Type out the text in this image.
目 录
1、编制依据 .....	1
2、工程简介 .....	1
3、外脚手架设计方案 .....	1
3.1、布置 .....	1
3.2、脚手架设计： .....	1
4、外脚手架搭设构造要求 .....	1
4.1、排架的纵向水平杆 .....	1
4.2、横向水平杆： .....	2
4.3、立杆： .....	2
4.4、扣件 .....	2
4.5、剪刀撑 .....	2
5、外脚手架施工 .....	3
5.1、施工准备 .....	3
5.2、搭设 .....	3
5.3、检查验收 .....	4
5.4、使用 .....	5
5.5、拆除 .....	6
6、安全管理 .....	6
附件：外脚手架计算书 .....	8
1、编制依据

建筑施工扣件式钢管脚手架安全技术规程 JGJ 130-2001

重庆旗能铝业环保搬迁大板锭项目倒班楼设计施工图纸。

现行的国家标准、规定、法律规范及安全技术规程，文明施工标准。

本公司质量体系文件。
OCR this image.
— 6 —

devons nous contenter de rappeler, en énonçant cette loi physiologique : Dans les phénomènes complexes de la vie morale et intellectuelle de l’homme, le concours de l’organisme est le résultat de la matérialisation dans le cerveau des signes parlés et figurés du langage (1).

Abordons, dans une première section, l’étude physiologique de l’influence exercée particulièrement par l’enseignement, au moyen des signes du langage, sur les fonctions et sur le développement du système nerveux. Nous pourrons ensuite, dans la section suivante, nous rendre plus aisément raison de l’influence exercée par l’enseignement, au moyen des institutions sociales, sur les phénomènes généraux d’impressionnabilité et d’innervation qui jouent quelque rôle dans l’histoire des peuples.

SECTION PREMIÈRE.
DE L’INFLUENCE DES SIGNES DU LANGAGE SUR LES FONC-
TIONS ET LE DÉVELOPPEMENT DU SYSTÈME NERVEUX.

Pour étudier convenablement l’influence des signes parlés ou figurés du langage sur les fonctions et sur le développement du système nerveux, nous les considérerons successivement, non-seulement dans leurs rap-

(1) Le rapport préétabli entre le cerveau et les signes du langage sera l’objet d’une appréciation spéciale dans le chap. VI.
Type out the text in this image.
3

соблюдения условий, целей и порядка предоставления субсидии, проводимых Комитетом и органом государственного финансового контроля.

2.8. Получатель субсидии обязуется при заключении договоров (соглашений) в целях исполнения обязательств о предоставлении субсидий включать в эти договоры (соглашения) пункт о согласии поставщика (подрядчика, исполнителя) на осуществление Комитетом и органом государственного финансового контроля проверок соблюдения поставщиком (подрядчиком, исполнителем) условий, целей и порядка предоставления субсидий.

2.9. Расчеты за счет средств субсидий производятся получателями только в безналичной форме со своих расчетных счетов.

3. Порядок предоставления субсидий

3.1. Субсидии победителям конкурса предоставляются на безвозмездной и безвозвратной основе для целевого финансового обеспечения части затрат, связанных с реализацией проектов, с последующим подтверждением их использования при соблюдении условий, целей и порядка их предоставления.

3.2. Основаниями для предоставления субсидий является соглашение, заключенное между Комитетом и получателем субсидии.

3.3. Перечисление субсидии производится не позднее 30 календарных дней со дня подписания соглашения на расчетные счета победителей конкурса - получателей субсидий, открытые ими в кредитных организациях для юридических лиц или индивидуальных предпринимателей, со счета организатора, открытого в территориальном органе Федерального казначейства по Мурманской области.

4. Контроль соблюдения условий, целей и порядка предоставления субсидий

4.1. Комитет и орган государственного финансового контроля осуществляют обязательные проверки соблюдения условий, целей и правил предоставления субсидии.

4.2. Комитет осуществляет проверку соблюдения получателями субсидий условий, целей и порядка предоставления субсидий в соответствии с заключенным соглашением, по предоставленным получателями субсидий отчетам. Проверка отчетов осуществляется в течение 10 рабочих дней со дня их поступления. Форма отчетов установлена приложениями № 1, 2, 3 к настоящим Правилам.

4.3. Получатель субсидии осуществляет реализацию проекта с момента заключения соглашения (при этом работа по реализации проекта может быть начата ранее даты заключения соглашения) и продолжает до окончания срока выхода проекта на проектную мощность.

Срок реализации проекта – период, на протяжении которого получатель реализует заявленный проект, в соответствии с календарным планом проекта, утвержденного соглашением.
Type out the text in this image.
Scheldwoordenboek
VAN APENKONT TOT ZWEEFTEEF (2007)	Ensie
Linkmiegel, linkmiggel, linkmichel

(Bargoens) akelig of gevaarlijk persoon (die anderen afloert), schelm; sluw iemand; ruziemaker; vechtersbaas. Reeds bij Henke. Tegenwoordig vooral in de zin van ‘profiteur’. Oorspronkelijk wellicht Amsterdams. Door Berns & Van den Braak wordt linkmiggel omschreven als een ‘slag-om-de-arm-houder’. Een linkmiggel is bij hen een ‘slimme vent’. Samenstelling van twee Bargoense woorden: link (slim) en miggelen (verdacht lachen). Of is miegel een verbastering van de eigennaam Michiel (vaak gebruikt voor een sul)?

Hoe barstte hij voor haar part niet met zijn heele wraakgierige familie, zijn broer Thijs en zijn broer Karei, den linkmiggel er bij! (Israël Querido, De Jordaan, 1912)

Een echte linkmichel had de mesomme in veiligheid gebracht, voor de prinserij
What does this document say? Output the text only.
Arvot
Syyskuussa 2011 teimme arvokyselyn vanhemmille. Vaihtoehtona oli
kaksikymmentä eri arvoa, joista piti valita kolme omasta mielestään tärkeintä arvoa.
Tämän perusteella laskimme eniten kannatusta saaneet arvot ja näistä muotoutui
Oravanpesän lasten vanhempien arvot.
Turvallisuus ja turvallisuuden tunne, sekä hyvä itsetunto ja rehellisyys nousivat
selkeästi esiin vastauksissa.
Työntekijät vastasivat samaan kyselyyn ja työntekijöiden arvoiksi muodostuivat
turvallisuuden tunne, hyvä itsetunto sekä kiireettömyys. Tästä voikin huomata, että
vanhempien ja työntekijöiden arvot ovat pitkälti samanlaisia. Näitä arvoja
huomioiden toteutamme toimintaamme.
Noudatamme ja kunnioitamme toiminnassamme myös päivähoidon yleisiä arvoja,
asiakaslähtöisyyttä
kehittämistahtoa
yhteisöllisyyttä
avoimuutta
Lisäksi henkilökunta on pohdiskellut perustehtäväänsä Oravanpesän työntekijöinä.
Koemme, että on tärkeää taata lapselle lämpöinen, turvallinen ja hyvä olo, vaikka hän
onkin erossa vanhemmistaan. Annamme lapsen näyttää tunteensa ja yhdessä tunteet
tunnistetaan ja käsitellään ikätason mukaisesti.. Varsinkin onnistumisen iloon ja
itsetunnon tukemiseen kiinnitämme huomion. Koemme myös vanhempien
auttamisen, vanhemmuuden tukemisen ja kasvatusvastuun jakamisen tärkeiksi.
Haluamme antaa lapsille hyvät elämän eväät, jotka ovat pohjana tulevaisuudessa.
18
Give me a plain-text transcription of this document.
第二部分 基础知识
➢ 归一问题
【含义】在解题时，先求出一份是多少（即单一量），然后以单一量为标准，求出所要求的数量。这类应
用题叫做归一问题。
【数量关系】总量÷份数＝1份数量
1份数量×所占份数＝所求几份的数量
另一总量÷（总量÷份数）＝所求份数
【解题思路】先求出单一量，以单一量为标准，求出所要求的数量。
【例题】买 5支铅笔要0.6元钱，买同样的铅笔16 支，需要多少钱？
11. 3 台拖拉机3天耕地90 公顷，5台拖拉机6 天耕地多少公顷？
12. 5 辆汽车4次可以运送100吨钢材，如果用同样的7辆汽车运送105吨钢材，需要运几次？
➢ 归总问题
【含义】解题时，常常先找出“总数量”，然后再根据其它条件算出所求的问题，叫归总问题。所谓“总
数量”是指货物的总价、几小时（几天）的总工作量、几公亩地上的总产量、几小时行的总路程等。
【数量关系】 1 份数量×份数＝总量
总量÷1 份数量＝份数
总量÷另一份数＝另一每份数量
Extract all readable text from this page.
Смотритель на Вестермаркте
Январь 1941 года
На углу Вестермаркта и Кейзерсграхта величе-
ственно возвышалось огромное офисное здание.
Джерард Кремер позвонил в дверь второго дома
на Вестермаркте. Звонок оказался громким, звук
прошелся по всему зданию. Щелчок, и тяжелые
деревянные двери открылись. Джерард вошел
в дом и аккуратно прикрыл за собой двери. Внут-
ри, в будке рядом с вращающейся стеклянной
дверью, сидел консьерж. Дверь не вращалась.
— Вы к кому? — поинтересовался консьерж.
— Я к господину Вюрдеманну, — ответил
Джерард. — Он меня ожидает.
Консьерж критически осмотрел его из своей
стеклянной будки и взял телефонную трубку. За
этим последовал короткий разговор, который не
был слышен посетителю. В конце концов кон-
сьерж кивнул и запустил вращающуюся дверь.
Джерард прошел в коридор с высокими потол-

**CHALLENGE:**
Tally up the lines in the preceding listing that contain the string "Вестермаркте". Respond with the number and nothing else.

**RESPONSE TO THIS TASK:**
2